MATERIAL FOR THIS TASK
++++++++++++++++++++

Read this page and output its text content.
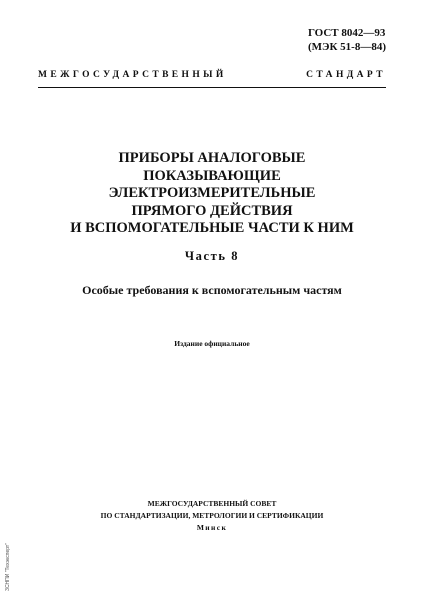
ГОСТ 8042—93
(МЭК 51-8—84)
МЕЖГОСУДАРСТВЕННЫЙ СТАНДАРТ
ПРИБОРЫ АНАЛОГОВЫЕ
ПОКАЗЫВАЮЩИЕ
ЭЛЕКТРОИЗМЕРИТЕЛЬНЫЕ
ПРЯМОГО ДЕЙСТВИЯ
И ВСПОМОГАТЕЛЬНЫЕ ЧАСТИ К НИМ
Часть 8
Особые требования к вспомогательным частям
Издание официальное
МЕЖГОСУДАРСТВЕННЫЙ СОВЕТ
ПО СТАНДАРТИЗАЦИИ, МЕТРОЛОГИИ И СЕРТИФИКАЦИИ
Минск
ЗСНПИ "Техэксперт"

++++++++++++++++++++

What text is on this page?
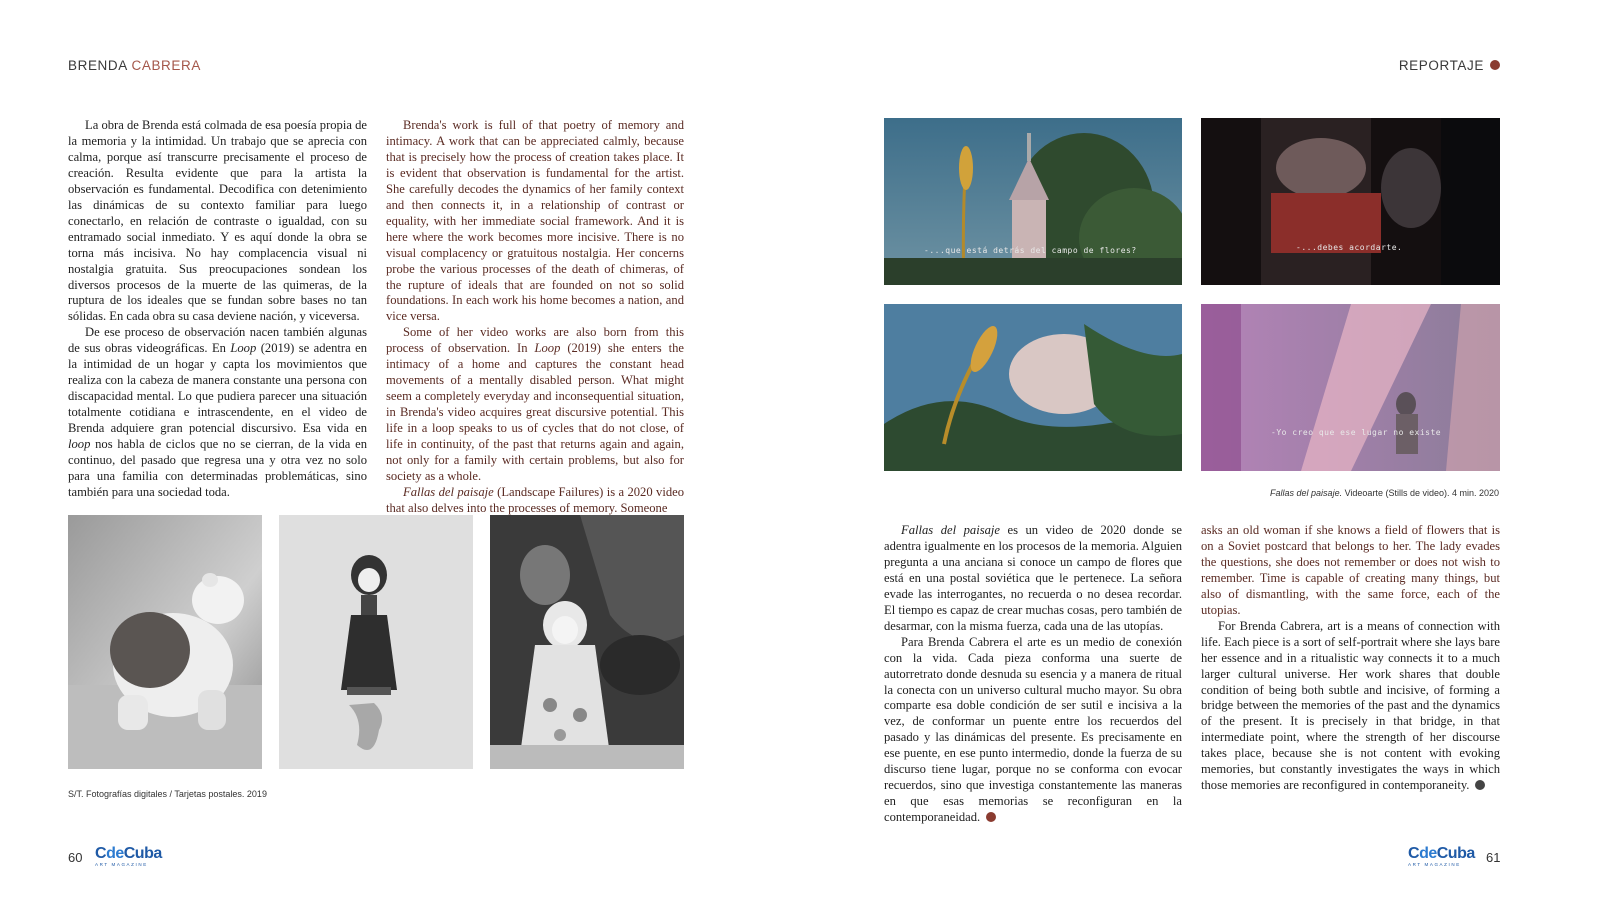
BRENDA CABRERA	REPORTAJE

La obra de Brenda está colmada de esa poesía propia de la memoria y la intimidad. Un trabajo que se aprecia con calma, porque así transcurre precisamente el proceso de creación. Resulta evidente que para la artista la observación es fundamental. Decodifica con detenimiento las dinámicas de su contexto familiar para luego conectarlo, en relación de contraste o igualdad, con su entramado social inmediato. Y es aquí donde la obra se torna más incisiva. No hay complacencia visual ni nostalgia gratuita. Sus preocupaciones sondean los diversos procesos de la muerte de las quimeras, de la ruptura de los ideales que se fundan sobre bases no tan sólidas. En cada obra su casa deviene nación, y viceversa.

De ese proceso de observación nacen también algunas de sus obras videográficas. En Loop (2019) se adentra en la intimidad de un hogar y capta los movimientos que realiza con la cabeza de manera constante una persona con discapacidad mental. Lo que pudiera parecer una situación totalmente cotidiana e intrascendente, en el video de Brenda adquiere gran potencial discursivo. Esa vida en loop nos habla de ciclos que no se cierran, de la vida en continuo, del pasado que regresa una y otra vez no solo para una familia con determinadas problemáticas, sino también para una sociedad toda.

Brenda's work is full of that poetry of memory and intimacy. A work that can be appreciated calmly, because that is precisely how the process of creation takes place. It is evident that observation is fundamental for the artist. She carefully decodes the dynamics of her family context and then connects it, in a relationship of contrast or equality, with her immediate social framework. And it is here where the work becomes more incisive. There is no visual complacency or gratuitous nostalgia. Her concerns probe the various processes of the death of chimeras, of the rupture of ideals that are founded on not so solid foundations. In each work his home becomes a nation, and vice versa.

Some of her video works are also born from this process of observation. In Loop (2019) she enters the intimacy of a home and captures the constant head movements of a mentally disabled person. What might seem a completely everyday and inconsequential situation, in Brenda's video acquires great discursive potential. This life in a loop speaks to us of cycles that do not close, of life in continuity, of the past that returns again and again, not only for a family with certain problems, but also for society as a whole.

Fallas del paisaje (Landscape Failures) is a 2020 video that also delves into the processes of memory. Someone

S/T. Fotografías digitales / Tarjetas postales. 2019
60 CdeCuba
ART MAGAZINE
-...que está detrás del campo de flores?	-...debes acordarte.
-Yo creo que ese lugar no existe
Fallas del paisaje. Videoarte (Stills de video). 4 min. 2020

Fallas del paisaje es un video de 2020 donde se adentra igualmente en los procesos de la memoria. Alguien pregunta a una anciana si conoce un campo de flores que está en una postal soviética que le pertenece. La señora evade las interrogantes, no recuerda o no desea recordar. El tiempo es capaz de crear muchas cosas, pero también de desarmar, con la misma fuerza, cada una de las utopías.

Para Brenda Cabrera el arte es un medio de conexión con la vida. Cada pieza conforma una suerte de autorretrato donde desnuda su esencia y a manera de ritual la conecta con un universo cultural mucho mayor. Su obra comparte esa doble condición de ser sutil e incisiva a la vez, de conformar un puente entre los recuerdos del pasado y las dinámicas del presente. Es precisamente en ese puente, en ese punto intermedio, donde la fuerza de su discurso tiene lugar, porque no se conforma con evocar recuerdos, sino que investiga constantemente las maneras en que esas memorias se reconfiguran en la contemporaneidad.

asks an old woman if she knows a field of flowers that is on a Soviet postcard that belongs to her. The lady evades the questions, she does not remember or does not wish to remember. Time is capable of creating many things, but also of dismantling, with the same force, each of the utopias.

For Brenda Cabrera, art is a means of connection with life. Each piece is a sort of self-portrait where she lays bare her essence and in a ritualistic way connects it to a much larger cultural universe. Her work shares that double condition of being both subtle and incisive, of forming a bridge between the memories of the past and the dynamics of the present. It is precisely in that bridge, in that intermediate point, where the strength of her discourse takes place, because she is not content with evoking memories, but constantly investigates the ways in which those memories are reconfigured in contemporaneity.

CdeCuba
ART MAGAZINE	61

++++++++++++++++++++

SET EXERCISE
Copy each line above that contains the word "adentra".

FINISHED ANSWER
De ese proceso de observación nacen también algunas de sus obras videográficas. En Loop (2019) se adentra en la intimidad de un hogar y capta los movimientos que realiza con la cabeza de manera constante una persona con discapacidad mental. Lo que pudiera parecer una situación totalmente cotidiana e intrascendente, en el video de Brenda adquiere gran potencial discursivo. Esa vida en loop nos habla de ciclos que no se cierran, de la vida en continuo, del pasado que regresa una y otra vez no solo para una familia con determinadas problemáticas, sino también para una sociedad toda.
Fallas del paisaje es un video de 2020 donde se adentra igualmente en los procesos de la memoria. Alguien pregunta a una anciana si conoce un campo de flores que está en una postal soviética que le pertenece. La señora evade las interrogantes, no recuerda o no desea recordar. El tiempo es capaz de crear muchas cosas, pero también de desarmar, con la misma fuerza, cada una de las utopías.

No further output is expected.